» The exercise
From the entries below, please gather each line containing the string "LUDEWICI".

[BEGIN]

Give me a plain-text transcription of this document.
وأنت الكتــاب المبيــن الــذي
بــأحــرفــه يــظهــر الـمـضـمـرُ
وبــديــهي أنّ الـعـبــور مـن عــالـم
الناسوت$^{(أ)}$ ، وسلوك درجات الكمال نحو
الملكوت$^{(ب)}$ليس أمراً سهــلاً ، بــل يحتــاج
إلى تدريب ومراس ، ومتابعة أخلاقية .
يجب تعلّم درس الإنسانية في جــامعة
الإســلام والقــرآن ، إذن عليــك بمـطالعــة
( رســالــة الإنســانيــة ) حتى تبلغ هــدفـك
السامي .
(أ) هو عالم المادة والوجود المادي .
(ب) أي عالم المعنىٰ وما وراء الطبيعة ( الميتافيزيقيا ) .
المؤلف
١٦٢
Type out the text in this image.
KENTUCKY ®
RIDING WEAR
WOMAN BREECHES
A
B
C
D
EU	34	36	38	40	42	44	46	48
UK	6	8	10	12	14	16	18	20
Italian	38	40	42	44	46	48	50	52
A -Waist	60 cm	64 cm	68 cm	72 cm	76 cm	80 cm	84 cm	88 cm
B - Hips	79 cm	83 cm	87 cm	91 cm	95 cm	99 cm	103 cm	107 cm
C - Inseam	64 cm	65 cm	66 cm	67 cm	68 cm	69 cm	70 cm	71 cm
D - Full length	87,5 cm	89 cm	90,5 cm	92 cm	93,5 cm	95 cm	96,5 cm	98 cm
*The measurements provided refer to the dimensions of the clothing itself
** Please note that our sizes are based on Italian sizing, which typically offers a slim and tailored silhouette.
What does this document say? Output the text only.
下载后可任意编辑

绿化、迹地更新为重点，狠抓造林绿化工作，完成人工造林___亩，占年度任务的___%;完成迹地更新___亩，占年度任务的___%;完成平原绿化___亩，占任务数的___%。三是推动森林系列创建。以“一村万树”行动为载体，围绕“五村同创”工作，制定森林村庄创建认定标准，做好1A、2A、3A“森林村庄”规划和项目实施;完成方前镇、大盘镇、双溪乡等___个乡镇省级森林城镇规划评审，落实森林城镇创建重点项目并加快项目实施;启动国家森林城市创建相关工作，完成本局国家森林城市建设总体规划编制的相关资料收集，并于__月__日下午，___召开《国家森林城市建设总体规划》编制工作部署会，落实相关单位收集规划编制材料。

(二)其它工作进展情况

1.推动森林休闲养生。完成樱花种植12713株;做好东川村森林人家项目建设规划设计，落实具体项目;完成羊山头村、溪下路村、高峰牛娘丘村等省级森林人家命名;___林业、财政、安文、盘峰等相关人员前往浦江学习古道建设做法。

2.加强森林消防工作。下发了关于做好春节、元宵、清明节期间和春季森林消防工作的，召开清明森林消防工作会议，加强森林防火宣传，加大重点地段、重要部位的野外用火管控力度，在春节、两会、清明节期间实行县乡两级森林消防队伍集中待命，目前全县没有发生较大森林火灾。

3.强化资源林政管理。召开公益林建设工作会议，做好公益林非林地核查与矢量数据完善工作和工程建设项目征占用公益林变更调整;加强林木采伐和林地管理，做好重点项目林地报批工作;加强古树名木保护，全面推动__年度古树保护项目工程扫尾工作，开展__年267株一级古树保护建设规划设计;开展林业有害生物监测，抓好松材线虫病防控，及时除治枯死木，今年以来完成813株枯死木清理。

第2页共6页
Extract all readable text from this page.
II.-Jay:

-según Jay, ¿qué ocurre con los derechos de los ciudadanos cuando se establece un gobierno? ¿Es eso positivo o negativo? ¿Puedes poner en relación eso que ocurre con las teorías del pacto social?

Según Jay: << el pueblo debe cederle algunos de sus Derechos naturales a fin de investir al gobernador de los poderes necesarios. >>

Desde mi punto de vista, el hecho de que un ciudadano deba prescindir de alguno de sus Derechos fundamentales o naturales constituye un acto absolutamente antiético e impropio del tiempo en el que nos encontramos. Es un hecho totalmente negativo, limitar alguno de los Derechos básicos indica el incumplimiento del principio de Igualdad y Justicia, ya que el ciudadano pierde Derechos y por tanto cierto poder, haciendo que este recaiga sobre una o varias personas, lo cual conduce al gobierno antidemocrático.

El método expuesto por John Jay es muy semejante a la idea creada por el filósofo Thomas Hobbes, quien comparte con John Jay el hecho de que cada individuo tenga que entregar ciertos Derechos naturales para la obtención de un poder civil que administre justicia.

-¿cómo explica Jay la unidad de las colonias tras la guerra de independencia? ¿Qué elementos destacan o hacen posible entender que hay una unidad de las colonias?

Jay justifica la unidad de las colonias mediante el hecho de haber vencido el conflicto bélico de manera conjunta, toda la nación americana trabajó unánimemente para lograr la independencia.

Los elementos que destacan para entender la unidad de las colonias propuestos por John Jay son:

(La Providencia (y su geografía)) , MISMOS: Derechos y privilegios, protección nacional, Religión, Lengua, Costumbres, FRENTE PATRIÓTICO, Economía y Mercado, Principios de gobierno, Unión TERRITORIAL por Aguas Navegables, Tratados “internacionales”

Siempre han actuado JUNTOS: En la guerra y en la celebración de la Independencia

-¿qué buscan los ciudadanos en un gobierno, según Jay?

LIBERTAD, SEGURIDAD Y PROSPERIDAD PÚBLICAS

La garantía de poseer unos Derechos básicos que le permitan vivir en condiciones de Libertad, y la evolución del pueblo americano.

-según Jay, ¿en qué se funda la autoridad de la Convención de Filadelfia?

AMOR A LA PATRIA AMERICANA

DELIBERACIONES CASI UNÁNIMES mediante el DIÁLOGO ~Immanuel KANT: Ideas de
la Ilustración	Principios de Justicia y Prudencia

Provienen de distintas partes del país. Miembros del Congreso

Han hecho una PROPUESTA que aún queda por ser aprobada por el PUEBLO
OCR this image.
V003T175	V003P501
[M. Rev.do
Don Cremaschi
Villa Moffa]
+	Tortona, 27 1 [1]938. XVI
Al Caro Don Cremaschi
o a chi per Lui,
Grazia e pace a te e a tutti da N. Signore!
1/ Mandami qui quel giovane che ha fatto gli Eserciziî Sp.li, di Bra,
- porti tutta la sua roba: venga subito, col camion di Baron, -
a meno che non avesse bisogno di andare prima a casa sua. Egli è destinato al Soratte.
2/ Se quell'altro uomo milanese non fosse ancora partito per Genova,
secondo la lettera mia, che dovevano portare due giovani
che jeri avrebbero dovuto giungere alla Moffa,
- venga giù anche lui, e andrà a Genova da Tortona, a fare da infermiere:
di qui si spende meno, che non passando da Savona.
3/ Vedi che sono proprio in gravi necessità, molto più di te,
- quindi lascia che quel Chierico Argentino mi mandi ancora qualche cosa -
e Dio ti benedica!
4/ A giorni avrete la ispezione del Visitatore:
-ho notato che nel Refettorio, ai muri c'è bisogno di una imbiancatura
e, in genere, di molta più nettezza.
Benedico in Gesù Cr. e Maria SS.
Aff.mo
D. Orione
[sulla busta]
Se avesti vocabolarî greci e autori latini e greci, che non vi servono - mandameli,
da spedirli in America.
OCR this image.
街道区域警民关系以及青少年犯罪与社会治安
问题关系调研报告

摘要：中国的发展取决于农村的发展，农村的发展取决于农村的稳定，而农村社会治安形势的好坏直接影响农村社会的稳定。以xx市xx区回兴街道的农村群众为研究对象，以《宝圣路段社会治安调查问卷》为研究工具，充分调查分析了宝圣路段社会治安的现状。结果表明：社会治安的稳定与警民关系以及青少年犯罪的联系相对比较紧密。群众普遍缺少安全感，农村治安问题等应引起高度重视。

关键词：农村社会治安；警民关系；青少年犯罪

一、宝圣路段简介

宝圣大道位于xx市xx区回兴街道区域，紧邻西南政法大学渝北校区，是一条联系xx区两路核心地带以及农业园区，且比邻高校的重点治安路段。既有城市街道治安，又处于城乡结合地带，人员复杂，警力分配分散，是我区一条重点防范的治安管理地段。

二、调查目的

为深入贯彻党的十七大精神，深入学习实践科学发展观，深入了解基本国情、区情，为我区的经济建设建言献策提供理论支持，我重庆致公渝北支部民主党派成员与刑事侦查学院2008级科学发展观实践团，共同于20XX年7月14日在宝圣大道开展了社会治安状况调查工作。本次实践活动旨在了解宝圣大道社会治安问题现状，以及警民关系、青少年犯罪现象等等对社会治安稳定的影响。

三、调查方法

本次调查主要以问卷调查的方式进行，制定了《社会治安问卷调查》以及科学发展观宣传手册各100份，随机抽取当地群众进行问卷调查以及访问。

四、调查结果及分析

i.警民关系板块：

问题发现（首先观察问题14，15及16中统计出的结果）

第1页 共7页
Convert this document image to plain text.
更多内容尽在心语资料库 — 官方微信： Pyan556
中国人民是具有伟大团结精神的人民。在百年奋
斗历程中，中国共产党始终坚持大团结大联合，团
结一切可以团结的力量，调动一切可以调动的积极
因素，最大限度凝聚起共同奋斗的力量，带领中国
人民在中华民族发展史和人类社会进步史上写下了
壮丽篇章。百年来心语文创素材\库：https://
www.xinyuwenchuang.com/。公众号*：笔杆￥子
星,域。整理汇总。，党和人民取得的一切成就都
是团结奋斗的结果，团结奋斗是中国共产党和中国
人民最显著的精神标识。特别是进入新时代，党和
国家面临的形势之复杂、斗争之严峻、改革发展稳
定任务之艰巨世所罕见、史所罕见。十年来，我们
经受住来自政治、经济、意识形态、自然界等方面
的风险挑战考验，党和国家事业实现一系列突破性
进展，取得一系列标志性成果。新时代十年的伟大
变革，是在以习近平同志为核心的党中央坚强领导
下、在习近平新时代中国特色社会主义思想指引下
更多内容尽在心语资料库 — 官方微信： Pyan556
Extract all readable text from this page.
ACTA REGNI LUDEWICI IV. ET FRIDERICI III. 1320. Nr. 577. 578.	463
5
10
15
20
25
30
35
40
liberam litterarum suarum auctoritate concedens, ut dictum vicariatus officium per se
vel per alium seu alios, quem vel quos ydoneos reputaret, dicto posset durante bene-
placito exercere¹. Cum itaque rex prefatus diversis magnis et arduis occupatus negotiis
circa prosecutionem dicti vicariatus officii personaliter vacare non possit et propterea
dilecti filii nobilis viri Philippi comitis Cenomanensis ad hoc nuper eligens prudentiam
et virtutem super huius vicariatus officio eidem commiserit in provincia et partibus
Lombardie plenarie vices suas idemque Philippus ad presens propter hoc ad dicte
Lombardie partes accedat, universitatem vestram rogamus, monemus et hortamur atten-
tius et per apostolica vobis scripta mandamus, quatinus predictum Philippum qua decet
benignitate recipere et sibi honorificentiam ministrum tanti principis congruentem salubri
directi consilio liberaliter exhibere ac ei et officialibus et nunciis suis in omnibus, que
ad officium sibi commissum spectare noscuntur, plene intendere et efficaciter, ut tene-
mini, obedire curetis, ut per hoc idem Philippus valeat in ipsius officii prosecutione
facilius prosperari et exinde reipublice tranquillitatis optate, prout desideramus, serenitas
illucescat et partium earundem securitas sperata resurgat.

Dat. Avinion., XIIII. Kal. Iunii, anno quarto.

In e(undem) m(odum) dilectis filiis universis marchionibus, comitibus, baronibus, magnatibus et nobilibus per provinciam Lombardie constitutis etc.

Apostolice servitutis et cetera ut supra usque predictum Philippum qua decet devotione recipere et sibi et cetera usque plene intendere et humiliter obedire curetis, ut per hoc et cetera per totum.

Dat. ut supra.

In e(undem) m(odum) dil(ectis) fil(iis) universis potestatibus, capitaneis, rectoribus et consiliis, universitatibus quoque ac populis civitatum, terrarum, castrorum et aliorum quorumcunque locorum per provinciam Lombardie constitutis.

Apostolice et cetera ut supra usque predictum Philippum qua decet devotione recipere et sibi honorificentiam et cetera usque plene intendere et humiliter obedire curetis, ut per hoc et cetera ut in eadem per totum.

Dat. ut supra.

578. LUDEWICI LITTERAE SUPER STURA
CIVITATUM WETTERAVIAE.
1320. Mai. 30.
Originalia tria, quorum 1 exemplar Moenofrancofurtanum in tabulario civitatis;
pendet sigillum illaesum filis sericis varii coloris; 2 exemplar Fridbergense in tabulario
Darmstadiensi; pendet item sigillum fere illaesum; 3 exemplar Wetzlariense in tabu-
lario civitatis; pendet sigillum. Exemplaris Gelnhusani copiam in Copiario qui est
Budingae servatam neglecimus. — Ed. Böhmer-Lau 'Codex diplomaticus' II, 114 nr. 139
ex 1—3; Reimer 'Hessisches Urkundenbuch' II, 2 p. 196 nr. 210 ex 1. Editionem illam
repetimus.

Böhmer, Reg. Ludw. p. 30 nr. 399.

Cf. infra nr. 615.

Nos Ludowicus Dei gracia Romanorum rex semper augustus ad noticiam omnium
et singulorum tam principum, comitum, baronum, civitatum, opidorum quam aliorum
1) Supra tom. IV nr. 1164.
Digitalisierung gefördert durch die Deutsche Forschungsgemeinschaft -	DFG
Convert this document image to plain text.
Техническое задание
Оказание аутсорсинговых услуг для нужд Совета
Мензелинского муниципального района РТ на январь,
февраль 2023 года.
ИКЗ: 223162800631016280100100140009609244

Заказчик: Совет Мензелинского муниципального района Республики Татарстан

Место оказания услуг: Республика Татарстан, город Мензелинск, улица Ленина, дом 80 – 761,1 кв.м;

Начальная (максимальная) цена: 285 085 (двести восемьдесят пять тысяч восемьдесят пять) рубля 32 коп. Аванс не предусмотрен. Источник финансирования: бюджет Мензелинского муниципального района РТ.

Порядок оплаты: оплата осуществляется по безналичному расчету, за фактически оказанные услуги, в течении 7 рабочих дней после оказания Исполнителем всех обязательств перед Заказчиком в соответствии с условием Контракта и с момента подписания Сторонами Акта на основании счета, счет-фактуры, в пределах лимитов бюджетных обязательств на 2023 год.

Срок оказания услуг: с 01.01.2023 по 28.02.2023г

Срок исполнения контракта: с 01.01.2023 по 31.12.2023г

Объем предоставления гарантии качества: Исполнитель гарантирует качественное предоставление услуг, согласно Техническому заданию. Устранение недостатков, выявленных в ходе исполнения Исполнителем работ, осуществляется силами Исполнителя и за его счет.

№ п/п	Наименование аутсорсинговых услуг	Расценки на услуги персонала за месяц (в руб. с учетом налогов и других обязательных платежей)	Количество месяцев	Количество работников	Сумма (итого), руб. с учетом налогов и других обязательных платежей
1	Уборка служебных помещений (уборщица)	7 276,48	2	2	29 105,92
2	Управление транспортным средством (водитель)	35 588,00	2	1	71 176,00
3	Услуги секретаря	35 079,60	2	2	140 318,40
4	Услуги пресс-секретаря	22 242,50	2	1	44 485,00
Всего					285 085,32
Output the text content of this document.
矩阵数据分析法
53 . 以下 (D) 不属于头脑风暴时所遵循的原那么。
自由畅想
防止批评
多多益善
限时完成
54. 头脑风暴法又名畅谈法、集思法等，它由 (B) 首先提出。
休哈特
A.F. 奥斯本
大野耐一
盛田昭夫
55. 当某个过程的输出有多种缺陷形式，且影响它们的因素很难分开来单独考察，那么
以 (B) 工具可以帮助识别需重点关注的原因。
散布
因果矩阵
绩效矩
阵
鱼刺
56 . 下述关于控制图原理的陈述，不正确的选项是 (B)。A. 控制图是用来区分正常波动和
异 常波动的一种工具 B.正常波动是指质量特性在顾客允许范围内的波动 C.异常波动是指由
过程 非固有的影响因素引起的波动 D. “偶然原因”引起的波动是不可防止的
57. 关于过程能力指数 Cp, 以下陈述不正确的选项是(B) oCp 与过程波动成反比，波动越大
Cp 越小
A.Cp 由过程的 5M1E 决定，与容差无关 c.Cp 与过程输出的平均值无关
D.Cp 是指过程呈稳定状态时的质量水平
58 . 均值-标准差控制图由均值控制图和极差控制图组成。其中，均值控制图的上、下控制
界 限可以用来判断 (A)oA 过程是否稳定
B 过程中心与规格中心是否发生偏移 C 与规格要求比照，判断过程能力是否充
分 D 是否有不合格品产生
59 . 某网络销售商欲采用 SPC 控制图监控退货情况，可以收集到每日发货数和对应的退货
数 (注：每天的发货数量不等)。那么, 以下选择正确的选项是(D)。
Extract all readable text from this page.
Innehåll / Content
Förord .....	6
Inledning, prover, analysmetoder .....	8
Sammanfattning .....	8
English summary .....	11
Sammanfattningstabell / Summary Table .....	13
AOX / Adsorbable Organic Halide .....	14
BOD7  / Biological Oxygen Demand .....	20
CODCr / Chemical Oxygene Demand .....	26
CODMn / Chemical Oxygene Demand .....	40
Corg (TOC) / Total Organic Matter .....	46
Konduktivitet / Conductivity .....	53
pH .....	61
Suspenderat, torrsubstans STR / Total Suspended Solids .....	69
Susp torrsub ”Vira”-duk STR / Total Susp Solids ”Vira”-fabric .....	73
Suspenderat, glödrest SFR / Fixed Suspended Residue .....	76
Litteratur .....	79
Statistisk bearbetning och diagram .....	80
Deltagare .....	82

[END]

» Task output
ACTA REGNI LUDEWICI IV. ET FRIDERICI III. 1320. Nr. 577. 578.	463
578. LUDEWICI LITTERAE SUPER STURA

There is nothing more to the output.